Exercise brief
Please quote every line word for word.

Record set
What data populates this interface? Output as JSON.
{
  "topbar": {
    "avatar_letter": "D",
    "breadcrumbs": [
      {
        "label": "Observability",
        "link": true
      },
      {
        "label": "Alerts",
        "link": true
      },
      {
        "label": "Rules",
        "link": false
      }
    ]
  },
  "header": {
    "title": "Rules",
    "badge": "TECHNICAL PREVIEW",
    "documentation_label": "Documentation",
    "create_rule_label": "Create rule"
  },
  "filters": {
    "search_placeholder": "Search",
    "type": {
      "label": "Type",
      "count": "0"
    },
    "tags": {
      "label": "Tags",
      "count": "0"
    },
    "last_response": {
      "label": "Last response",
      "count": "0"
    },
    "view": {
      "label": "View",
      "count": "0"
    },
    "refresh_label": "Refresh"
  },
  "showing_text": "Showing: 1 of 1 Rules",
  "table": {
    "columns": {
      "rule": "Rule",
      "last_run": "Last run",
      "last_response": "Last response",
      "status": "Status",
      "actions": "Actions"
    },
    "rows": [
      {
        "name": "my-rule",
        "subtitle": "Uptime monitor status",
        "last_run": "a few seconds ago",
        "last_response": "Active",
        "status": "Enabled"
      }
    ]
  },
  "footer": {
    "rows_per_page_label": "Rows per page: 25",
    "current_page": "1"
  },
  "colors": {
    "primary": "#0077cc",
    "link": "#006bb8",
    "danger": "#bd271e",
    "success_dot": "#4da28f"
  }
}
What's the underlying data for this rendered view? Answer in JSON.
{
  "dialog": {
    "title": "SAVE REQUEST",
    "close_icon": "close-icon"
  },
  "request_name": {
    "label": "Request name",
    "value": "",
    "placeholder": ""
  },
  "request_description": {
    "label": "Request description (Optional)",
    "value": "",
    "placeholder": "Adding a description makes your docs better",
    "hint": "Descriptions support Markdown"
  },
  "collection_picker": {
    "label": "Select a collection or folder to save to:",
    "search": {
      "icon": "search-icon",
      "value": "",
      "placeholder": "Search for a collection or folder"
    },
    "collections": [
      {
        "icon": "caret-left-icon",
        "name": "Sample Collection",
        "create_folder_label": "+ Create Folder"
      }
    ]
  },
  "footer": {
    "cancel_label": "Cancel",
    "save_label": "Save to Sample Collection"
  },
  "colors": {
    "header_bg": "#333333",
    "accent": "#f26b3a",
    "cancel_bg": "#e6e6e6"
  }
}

Task response
What data populates this interface? Output as JSON.
{
  "topbar": {
    "avatar_letter": "D",
    "breadcrumbs": [
      {
        "label": "Observability",
        "link": true
      },
      {
        "label": "Alerts",
        "link": true
      },
      {
        "label": "Rules",
        "link": false
      }
    ]
  },
  "header": {
    "title": "Rules",
    "badge": "TECHNICAL PREVIEW",
    "documentation_label": "Documentation",
    "create_rule_label": "Create rule"
  },
  "filters": {
    "search_placeholder": "Search",
    "type": {
      "label": "Type",
      "count": "0"
    },
    "tags": {
      "label": "Tags",
      "count": "0"
    },
    "last_response": {
      "label": "Last response",
      "count": "0"
    },
    "view": {
      "label": "View",
      "count": "0"
    },
    "refresh_label": "Refresh"
  },
  "showing_text": "Showing: 1 of 1 Rules",
  "table": {
    "columns": {
      "rule": "Rule",
      "last_run": "Last run",
      "last_response": "Last response",
      "status": "Status",
      "actions": "Actions"
    },
    "rows": [
      {
        "name": "my-rule",
        "subtitle": "Uptime monitor status",
        "last_run": "a few seconds ago",
        "last_response": "Active",
        "status": "Enabled"
      }
    ]
  },
  "footer": {
    "rows_per_page_label": "Rows per page: 25",
    "current_page": "1"
  },
  "colors": {
    "primary": "#0077cc",
    "link": "#006bb8",
    "danger": "#bd271e",
    "success_dot": "#4da28f"
  }
}
What's the underlying data for this rendered view? Answer in JSON.
{
  "dialog": {
    "title": "SAVE REQUEST",
    "close_icon": "close-icon"
  },
  "request_name": {
    "label": "Request name",
    "value": "",
    "placeholder": ""
  },
  "request_description": {
    "label": "Request description (Optional)",
    "value": "",
    "placeholder": "Adding a description makes your docs better",
    "hint": "Descriptions support Markdown"
  },
  "collection_picker": {
    "label": "Select a collection or folder to save to:",
    "search": {
      "icon": "search-icon",
      "value": "",
      "placeholder": "Search for a collection or folder"
    },
    "collections": [
      {
        "icon": "caret-left-icon",
        "name": "Sample Collection",
        "create_folder_label": "+ Create Folder"
      }
    ]
  },
  "footer": {
    "cancel_label": "Cancel",
    "save_label": "Save to Sample Collection"
  },
  "colors": {
    "header_bg": "#333333",
    "accent": "#f26b3a",
    "cancel_bg": "#e6e6e6"
  }
}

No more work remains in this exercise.